- Given task -
Repeat each record exactly as written, and drop any images.
--- begin Supplied material ---
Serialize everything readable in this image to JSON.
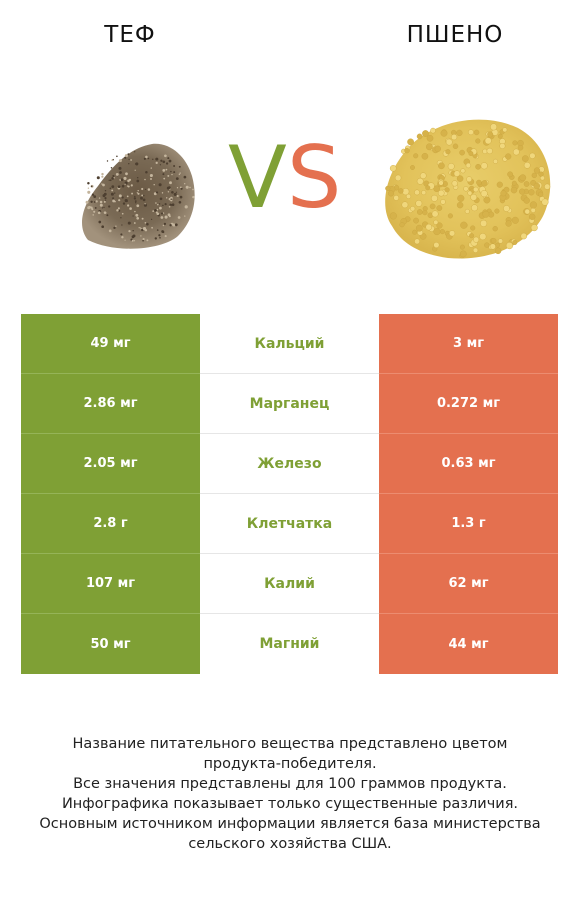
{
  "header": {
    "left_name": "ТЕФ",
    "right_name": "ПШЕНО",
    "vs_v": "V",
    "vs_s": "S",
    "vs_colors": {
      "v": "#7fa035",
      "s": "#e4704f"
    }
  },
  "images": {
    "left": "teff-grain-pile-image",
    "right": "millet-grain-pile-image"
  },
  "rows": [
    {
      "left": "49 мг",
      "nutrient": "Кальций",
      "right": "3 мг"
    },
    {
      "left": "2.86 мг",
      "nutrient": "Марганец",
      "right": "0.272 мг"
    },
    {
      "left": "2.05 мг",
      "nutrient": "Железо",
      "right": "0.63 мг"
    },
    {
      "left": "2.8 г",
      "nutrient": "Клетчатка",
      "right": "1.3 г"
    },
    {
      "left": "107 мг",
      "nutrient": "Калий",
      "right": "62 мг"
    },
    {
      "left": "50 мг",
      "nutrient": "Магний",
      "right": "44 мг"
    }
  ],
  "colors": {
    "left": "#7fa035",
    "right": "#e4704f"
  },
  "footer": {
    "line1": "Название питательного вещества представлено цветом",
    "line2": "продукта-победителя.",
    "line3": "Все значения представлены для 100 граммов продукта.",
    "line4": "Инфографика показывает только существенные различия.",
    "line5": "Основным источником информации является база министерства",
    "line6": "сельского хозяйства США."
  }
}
--- end Supplied material ---
- Solution to this problem -
Serialize everything readable in this image to JSON.
{
  "header": {
    "left_name": "ТЕФ",
    "right_name": "ПШЕНО",
    "vs_v": "V",
    "vs_s": "S",
    "vs_colors": {
      "v": "#7fa035",
      "s": "#e4704f"
    }
  },
  "images": {
    "left": "teff-grain-pile-image",
    "right": "millet-grain-pile-image"
  },
  "rows": [
    {
      "left": "49 мг",
      "nutrient": "Кальций",
      "right": "3 мг"
    },
    {
      "left": "2.86 мг",
      "nutrient": "Марганец",
      "right": "0.272 мг"
    },
    {
      "left": "2.05 мг",
      "nutrient": "Железо",
      "right": "0.63 мг"
    },
    {
      "left": "2.8 г",
      "nutrient": "Клетчатка",
      "right": "1.3 г"
    },
    {
      "left": "107 мг",
      "nutrient": "Калий",
      "right": "62 мг"
    },
    {
      "left": "50 мг",
      "nutrient": "Магний",
      "right": "44 мг"
    }
  ],
  "colors": {
    "left": "#7fa035",
    "right": "#e4704f"
  },
  "footer": {
    "line1": "Название питательного вещества представлено цветом",
    "line2": "продукта-победителя.",
    "line3": "Все значения представлены для 100 граммов продукта.",
    "line4": "Инфографика показывает только существенные различия.",
    "line5": "Основным источником информации является база министерства",
    "line6": "сельского хозяйства США."
  }
}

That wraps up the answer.